**Article:**
+++

While “software is [still actively] eating the world”, it’s also clear that open source is taking over software.
Simply put, open source is a superior approach at building and distributing software because it provides important guaranties around how software can be discovered, tried, operated, collaborated on and packaged. For those reasons, it is not surprising that it has taken over most of the modern data stack: infrastructure, databases, orchestration, data processing, AI/ML and beyond.
Looking back, the main reason why I originally created both Apache Airflow and Apache Superset while I was at Airbnb in 2014-17 is because the vendors in the data space were failing to:
- Keep up with the pace of innovation in the data ecosystem
- Give power to users who wanted to satisfy their more advanced use cases
As it is often the case with open source, the capacity to integrate and to extend were always at the core of how we approached the architecture of those two projects.
Headaches with Tableau
More specifically for Superset, the main driver to start the project at the time was the fact that Tableau (our main data visualization solution at the time) couldn’t connect natively to Apache Druid and Trino / Presto, our data engines of choice that provided the properties and guaranties that we needed to satisfy our data use cases.
With Tableau’s “Live Mode” misbehaving in intricate ways at the time (I won’t get into this!), we were steered towards using Tableau Extracts. Extracts crumbled under the data volumes we had at Airbnb, creating a whole lot of challenges around non-additive metrics (think distinct user counts) and forcing us to intricately pre-compute multiple “grouping sets” which broke down some of the Tableau paradigms and confused users. Secondarily, we had a limited number of licenses for Tableau, and generally had an order of magnitude more employees that wanted/needed access to our internal than our contract allowed. That’s without mentioning the fact that for a cloud-native company, Tableau’s Windows-centric approach at the time didn’t work well for the team.

+++

[Dataset items]
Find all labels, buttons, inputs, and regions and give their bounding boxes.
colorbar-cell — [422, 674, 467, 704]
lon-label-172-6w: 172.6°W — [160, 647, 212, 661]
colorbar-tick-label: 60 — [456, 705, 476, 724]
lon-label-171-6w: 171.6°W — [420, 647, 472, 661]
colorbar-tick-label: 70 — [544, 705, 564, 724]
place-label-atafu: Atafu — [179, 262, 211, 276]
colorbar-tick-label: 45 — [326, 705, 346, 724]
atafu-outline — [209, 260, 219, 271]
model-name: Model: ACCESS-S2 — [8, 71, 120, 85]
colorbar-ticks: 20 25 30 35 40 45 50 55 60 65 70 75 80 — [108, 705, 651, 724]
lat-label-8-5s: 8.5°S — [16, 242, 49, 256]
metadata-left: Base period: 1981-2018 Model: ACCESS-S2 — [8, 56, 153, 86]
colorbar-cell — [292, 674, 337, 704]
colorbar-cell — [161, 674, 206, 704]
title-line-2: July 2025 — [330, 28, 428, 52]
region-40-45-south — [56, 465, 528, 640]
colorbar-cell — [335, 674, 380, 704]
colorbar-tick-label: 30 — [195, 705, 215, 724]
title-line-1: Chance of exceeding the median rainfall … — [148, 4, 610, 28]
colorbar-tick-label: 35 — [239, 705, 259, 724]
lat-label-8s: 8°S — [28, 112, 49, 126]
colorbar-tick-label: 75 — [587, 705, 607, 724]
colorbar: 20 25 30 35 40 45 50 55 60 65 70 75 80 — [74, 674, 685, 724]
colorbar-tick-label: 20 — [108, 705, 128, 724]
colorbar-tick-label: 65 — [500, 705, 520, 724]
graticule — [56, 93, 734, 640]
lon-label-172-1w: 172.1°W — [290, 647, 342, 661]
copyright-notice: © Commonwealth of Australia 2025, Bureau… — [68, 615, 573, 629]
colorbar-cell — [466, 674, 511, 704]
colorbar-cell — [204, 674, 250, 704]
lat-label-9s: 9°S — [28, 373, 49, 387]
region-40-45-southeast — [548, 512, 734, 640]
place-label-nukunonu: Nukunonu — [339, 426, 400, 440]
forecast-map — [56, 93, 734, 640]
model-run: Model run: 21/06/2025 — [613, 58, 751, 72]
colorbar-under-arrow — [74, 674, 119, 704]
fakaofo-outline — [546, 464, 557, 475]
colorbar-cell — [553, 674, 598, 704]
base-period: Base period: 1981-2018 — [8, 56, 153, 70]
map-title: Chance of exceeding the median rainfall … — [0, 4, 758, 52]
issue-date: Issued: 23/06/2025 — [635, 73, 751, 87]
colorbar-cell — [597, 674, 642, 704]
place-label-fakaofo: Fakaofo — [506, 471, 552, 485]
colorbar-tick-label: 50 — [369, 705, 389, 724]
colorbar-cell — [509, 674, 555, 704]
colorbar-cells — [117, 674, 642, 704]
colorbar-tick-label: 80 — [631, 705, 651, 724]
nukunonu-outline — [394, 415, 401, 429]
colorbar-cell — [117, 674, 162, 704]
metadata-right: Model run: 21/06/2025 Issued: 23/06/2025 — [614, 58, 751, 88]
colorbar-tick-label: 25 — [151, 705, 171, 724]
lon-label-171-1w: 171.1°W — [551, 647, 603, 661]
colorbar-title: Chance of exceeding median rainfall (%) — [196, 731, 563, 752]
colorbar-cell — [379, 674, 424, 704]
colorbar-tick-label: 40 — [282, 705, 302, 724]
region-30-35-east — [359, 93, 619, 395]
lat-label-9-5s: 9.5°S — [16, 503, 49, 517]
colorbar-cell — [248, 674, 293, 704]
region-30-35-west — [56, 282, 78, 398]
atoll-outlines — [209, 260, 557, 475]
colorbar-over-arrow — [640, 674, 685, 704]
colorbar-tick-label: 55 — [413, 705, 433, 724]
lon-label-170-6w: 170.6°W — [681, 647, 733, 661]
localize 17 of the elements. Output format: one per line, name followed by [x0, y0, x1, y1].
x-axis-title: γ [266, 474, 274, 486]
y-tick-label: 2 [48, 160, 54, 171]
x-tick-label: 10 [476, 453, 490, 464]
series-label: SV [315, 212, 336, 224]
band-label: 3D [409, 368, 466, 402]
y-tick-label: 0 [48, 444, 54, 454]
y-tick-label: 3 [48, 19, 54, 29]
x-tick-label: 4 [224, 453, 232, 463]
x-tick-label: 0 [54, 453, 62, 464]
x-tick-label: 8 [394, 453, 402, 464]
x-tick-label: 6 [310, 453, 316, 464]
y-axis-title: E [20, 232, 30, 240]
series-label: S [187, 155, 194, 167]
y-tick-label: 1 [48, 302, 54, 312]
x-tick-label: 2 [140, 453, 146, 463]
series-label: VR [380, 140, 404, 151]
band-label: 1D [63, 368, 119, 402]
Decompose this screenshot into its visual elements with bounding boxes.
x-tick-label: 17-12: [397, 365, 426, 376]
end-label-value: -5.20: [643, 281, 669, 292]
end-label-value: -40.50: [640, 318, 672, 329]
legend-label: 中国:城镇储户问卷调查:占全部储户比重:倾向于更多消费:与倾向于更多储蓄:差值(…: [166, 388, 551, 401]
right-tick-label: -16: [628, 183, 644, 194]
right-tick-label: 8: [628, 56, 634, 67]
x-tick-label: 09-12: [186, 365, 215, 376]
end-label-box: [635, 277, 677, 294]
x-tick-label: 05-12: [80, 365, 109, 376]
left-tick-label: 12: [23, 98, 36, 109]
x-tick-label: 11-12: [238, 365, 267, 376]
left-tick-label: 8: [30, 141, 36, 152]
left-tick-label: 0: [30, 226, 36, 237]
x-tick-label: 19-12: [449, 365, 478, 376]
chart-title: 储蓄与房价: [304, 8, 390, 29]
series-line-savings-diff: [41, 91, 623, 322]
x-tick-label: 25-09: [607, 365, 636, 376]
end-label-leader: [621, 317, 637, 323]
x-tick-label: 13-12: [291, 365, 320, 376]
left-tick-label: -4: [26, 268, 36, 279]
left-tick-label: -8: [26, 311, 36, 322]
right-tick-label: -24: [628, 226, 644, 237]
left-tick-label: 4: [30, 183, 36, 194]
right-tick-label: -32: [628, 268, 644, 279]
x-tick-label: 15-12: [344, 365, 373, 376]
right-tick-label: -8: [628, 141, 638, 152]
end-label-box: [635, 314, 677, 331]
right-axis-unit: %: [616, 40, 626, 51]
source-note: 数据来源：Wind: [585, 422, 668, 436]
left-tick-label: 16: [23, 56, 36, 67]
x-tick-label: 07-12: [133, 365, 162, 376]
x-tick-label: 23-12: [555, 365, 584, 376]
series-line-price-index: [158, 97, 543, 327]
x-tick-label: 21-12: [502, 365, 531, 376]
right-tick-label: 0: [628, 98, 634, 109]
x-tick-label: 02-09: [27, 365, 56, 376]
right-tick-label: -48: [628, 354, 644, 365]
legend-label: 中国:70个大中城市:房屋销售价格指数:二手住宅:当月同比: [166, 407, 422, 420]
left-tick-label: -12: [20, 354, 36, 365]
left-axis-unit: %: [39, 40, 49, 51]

+++

**Exercise 1:**
Please answer these about the Superset article:
(a) During which years was the author at Airbnb?
(b) Which two data engines could Tableau not connect to natively?
(c) What example of a non-additive metric does the article give?
**Exercise 2:** Switch "colorbar-tick-label" to "scale-label" in the listing, everything from its start down to the line containing "colorbar-cell — [292, 674, 337, 704]", leaving all else unchanged, and return only those lines.

**Task solution 1:**
(a) 2014-17
(b) Apache Druid and Trino / Presto
(c) Distinct user counts

**Task solution 2:**
Find all labels, buttons, inputs, and regions and give their bounding boxes.
colorbar-cell — [422, 674, 467, 704]
lon-label-172-6w: 172.6°W — [160, 647, 212, 661]
scale-label: 60 — [456, 705, 476, 724]
lon-label-171-6w: 171.6°W — [420, 647, 472, 661]
scale-label: 70 — [544, 705, 564, 724]
place-label-atafu: Atafu — [179, 262, 211, 276]
scale-label: 45 — [326, 705, 346, 724]
atafu-outline — [209, 260, 219, 271]
model-name: Model: ACCESS-S2 — [8, 71, 120, 85]
colorbar-ticks: 20 25 30 35 40 45 50 55 60 65 70 75 80 — [108, 705, 651, 724]
lat-label-8-5s: 8.5°S — [16, 242, 49, 256]
metadata-left: Base period: 1981-2018 Model: ACCESS-S2 — [8, 56, 153, 86]
colorbar-cell — [292, 674, 337, 704]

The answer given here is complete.